-- Begin Records for processing --

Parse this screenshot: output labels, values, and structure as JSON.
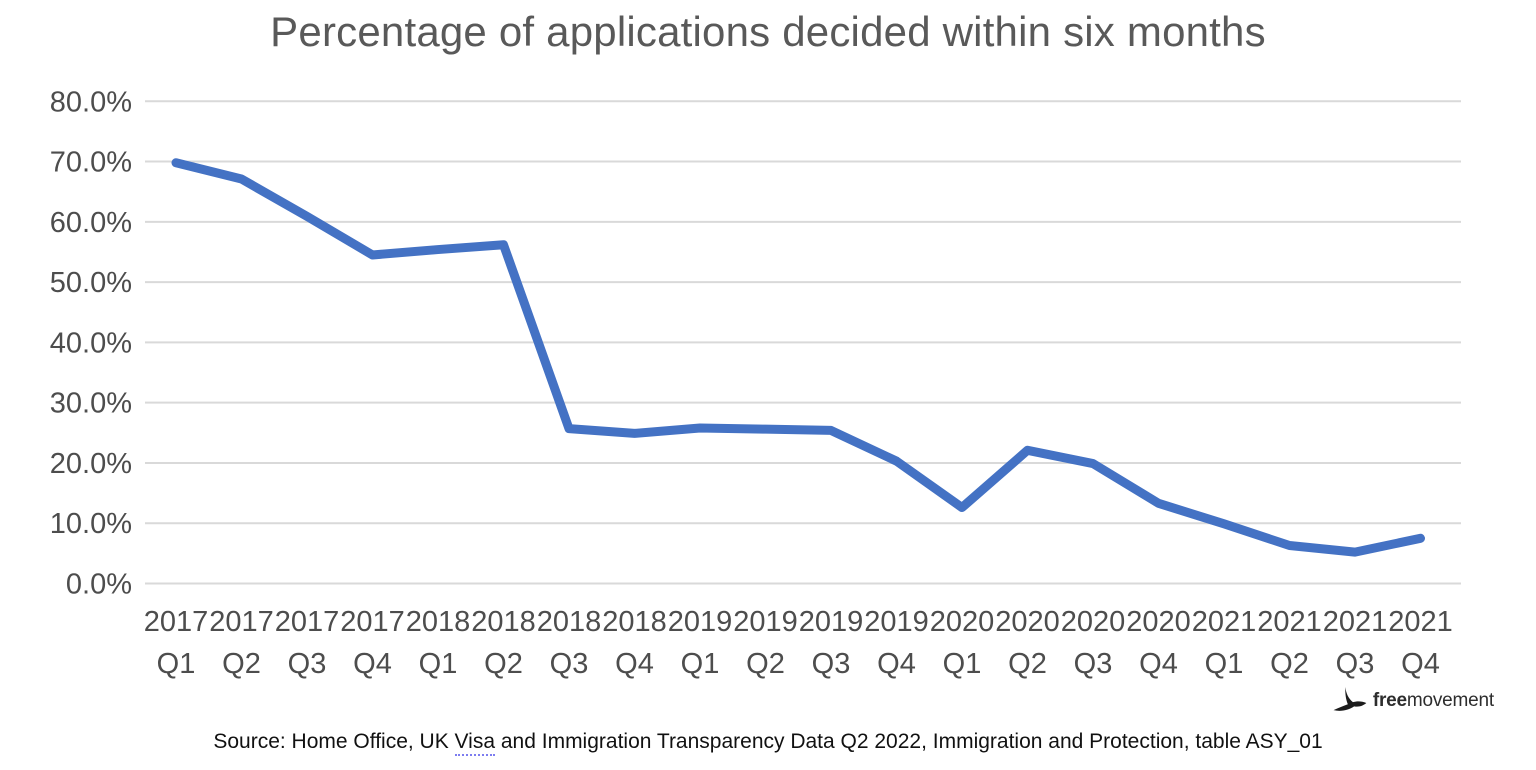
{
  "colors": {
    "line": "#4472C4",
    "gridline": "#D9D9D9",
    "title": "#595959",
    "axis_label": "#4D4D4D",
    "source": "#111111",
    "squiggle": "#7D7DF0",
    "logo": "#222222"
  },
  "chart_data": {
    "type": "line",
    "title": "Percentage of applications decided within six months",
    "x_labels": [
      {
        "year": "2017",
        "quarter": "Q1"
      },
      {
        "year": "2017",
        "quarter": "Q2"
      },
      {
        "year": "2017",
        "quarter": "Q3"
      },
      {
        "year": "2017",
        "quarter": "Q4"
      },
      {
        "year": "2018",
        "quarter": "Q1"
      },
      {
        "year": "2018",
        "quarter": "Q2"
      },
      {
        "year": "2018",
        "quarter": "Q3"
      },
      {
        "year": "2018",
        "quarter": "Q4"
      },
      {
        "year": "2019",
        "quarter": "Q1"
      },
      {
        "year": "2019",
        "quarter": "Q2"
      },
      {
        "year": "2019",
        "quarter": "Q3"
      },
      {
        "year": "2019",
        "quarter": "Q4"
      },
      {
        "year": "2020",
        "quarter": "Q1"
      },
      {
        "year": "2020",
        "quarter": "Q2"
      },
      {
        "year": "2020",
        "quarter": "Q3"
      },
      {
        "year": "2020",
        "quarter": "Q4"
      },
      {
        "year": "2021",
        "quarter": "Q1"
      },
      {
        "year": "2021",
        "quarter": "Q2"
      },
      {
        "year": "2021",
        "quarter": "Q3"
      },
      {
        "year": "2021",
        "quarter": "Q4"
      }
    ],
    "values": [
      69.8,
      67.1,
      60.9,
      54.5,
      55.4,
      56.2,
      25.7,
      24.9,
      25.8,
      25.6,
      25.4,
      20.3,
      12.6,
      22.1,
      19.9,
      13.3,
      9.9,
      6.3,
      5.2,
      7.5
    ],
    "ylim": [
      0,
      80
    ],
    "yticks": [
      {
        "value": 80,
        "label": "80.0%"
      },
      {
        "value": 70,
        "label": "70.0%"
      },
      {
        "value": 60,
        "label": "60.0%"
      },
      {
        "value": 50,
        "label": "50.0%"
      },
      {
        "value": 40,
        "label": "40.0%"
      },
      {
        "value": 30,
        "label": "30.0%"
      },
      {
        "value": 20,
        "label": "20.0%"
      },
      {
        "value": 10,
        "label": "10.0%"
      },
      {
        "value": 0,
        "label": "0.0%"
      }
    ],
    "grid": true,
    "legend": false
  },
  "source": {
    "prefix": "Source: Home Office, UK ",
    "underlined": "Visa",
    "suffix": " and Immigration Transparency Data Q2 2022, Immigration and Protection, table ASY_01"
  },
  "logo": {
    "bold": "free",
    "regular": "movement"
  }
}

-- End Records for processing --

What you should do:
Nothing but a number is needed here: how many lines hold the string "title"?

Written reply:
2